Description of the task: Tally every line of the material that includes "xlabel", then give the tally and nothing else.

Data for processing:
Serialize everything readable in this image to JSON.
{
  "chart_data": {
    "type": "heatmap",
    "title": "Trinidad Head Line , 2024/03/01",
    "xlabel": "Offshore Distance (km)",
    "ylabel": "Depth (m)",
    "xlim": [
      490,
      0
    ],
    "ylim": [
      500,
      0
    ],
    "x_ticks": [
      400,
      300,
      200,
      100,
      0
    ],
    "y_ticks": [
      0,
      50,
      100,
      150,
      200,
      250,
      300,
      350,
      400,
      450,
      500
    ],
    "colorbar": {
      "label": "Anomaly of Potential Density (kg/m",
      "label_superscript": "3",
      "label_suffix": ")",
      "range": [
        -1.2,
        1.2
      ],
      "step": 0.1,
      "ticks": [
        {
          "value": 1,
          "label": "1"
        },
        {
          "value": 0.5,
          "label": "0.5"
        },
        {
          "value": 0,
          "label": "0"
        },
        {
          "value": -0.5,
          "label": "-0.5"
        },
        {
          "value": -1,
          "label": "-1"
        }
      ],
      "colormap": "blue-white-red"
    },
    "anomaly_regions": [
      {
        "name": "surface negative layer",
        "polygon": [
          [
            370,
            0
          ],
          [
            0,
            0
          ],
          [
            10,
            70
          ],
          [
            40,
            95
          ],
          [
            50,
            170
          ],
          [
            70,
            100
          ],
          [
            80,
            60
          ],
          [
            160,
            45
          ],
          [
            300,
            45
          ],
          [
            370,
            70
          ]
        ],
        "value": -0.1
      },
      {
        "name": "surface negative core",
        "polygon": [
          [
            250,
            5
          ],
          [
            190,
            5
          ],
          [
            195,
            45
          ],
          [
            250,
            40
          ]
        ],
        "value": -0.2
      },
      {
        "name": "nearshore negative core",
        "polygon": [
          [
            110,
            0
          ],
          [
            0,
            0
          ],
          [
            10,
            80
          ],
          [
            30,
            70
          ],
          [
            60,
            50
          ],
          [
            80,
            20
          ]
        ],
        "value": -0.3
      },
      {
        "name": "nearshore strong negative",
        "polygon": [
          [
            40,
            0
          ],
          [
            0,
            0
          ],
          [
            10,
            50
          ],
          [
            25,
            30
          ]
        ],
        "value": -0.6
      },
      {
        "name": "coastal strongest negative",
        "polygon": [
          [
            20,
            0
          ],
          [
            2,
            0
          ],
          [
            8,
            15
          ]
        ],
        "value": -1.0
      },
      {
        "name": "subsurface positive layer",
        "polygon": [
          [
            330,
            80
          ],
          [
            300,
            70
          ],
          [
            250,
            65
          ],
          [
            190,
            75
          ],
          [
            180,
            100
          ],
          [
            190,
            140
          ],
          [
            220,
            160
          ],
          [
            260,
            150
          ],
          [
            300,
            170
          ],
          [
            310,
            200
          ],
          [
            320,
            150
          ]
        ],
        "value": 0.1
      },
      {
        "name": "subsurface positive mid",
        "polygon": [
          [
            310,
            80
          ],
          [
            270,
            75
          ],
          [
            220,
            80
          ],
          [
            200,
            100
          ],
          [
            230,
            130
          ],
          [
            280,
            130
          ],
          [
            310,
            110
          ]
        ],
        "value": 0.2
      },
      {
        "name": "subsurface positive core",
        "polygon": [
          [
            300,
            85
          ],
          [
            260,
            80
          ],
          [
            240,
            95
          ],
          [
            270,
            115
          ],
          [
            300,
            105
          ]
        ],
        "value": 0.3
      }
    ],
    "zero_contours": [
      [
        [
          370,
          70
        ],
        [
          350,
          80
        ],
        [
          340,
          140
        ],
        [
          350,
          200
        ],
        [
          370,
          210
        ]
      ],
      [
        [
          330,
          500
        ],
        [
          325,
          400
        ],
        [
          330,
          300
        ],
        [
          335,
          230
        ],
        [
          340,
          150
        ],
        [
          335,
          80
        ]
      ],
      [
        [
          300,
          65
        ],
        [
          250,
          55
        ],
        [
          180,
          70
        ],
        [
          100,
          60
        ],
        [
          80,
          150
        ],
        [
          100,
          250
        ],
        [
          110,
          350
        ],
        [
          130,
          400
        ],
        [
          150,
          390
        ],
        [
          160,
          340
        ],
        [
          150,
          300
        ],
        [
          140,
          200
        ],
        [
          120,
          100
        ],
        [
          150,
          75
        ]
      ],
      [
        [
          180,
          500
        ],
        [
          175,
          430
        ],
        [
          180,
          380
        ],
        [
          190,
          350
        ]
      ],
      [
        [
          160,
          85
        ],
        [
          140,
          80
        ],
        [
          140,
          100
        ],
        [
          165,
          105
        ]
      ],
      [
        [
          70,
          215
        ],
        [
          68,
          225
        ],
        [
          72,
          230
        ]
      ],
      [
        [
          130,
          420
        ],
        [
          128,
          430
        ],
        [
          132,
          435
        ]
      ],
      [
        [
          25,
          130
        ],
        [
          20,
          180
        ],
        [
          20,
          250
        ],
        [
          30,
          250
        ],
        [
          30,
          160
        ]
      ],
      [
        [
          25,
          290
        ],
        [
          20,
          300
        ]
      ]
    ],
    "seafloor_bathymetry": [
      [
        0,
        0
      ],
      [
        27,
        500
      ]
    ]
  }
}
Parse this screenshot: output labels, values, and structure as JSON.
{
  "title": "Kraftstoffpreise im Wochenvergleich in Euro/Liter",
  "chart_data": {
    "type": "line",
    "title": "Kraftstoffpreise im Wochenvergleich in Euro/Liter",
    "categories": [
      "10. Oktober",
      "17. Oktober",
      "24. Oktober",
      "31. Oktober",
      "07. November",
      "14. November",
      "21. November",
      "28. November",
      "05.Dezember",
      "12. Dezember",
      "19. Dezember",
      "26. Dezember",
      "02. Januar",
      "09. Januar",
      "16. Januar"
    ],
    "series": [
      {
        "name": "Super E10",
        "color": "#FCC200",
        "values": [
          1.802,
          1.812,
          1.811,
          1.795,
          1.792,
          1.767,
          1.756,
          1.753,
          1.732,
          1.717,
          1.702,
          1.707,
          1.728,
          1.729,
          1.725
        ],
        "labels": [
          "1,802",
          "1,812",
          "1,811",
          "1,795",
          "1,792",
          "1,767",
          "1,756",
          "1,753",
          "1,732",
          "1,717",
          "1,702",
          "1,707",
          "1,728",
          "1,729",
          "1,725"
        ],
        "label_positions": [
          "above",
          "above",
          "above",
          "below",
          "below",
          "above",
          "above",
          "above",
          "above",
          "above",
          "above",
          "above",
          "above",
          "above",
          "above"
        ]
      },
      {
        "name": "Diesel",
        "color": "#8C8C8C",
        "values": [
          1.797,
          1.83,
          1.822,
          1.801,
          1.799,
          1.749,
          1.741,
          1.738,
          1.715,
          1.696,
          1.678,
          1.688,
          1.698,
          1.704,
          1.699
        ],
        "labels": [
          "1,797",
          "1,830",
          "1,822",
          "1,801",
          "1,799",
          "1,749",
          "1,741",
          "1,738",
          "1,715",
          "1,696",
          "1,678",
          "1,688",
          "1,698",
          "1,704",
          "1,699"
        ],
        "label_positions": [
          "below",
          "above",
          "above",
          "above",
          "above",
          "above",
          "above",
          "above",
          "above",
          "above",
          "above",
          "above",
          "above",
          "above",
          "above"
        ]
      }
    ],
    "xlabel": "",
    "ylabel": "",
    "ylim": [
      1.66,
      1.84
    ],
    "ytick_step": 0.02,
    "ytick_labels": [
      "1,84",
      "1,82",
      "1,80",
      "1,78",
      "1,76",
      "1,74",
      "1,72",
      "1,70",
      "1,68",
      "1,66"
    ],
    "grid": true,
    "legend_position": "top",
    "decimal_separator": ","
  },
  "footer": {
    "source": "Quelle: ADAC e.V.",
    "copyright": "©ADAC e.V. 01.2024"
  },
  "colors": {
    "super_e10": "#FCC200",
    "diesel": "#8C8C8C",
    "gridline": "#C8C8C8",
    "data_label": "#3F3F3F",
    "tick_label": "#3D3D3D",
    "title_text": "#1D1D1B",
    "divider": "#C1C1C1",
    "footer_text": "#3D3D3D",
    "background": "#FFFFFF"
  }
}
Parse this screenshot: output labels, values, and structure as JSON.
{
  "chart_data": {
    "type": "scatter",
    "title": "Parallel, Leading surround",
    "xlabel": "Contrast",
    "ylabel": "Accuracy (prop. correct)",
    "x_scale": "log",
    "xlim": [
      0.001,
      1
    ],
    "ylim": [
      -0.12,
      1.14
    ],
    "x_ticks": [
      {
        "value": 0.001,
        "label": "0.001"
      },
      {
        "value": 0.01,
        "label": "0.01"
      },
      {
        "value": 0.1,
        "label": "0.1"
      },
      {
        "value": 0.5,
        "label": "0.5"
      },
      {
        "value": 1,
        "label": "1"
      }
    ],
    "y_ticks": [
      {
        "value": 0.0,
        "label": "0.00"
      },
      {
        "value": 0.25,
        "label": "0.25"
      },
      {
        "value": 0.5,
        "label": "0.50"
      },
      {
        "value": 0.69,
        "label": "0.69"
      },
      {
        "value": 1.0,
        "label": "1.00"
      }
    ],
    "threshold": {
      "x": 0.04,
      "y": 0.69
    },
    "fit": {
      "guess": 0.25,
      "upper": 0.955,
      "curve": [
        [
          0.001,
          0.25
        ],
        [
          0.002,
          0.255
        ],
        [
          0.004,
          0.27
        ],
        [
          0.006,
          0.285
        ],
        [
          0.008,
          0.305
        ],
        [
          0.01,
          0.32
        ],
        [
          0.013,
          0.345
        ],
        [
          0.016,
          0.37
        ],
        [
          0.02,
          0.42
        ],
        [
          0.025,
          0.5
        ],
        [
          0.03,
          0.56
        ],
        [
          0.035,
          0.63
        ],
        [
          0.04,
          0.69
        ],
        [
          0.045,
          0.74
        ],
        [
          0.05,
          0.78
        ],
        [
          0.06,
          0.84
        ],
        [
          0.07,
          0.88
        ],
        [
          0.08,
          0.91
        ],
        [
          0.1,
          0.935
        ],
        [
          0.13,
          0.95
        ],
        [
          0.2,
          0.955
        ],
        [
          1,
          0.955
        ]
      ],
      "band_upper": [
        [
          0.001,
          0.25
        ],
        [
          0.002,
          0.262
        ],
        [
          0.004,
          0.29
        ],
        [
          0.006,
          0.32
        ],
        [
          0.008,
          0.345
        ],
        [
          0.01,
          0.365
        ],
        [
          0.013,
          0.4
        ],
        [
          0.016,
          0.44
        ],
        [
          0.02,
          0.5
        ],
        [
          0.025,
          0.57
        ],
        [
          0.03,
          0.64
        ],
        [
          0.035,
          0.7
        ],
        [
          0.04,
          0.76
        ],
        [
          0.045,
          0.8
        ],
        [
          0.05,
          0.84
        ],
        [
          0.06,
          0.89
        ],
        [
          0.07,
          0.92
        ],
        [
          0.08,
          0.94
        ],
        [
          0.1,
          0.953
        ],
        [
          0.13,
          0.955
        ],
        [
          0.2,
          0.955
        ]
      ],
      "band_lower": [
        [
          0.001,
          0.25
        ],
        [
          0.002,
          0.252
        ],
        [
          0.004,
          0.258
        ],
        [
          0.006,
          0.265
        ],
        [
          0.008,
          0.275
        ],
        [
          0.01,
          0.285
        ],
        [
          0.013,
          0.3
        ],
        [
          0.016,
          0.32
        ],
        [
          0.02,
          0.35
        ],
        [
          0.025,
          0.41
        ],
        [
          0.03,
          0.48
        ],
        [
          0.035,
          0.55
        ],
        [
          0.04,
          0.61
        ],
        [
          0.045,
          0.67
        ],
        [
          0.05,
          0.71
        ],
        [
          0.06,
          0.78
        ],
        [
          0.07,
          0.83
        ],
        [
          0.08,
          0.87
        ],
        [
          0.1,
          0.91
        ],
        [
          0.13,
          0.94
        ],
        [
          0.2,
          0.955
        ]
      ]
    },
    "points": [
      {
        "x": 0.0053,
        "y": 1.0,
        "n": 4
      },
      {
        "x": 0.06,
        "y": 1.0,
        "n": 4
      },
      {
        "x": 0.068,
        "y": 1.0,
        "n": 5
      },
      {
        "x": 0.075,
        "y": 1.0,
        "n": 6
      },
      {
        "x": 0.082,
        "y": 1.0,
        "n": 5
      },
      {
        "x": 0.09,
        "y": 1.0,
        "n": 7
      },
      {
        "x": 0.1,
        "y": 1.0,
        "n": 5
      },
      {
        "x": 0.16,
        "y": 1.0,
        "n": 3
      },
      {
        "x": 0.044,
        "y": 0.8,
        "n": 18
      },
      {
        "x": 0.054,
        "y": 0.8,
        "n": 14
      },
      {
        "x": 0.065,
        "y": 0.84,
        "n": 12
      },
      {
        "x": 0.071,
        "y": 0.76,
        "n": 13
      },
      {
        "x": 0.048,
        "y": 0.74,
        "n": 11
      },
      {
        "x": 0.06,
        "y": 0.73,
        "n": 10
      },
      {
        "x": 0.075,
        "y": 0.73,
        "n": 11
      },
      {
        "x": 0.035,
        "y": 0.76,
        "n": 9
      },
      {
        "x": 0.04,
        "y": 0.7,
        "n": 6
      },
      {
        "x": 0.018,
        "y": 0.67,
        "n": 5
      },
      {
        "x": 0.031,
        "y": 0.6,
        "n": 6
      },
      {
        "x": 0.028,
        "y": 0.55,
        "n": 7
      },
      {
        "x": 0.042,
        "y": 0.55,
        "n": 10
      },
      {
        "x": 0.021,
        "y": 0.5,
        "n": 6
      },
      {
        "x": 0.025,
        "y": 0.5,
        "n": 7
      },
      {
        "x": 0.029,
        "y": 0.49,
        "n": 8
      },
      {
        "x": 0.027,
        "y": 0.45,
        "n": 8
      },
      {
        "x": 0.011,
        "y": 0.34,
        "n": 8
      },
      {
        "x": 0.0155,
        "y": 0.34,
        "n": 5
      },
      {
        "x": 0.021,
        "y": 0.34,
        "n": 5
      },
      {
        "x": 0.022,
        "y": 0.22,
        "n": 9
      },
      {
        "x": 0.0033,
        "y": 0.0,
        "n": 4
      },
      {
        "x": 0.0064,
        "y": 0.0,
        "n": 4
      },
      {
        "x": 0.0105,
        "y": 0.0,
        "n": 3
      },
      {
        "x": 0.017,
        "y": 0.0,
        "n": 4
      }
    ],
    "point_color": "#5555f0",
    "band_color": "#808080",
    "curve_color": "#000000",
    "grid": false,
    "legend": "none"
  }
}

Solution below: 3